• Exercise objective:
Please transcribe the data that follows without the pictures, keeping every word the same.

• Input data:
────────

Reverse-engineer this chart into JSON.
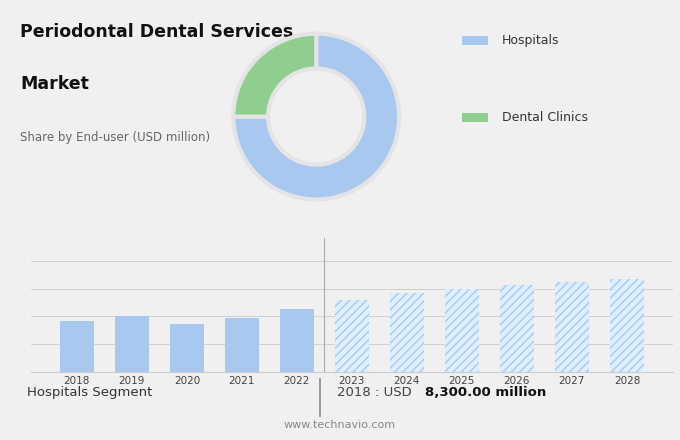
{
  "title_line1": "Periodontal Dental Services",
  "title_line2": "Market",
  "subtitle": "Share by End-user (USD million)",
  "donut_values": [
    75,
    25
  ],
  "donut_colors": [
    "#a8c8f0",
    "#8fce8f"
  ],
  "donut_labels": [
    "Hospitals",
    "Dental Clinics"
  ],
  "bar_years_historical": [
    2018,
    2019,
    2020,
    2021,
    2022
  ],
  "bar_values_historical": [
    0.55,
    0.6,
    0.52,
    0.58,
    0.68
  ],
  "bar_years_forecast": [
    2023,
    2024,
    2025,
    2026,
    2027,
    2028
  ],
  "bar_values_forecast": [
    0.78,
    0.85,
    0.9,
    0.94,
    0.97,
    1.0
  ],
  "bar_color_historical": "#a8c8f0",
  "bar_color_forecast_fill": "#ddeeff",
  "bar_color_forecast_hatch": "#a8c8f0",
  "top_bg_color": "#e4e4e4",
  "bottom_bg_color": "#f0f0f0",
  "grid_color": "#cccccc",
  "sep_color": "#aaaaaa",
  "footer_left": "Hospitals Segment",
  "footer_mid": "2018 : USD ",
  "footer_bold": "8,300.00 million",
  "footer_url": "www.technavio.com",
  "legend_labels": [
    "Hospitals",
    "Dental Clinics"
  ],
  "legend_colors": [
    "#a8c8f0",
    "#8fce8f"
  ],
  "legend_square_size": 0.025
}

────────

• Final answer:
Reverse-engineer this chart into JSON.
{
  "title_line1": "Periodontal Dental Services",
  "title_line2": "Market",
  "subtitle": "Share by End-user (USD million)",
  "donut_values": [
    75,
    25
  ],
  "donut_colors": [
    "#a8c8f0",
    "#8fce8f"
  ],
  "donut_labels": [
    "Hospitals",
    "Dental Clinics"
  ],
  "bar_years_historical": [
    2018,
    2019,
    2020,
    2021,
    2022
  ],
  "bar_values_historical": [
    0.55,
    0.6,
    0.52,
    0.58,
    0.68
  ],
  "bar_years_forecast": [
    2023,
    2024,
    2025,
    2026,
    2027,
    2028
  ],
  "bar_values_forecast": [
    0.78,
    0.85,
    0.9,
    0.94,
    0.97,
    1.0
  ],
  "bar_color_historical": "#a8c8f0",
  "bar_color_forecast_fill": "#ddeeff",
  "bar_color_forecast_hatch": "#a8c8f0",
  "top_bg_color": "#e4e4e4",
  "bottom_bg_color": "#f0f0f0",
  "grid_color": "#cccccc",
  "sep_color": "#aaaaaa",
  "footer_left": "Hospitals Segment",
  "footer_mid": "2018 : USD ",
  "footer_bold": "8,300.00 million",
  "footer_url": "www.technavio.com",
  "legend_labels": [
    "Hospitals",
    "Dental Clinics"
  ],
  "legend_colors": [
    "#a8c8f0",
    "#8fce8f"
  ],
  "legend_square_size": 0.025
}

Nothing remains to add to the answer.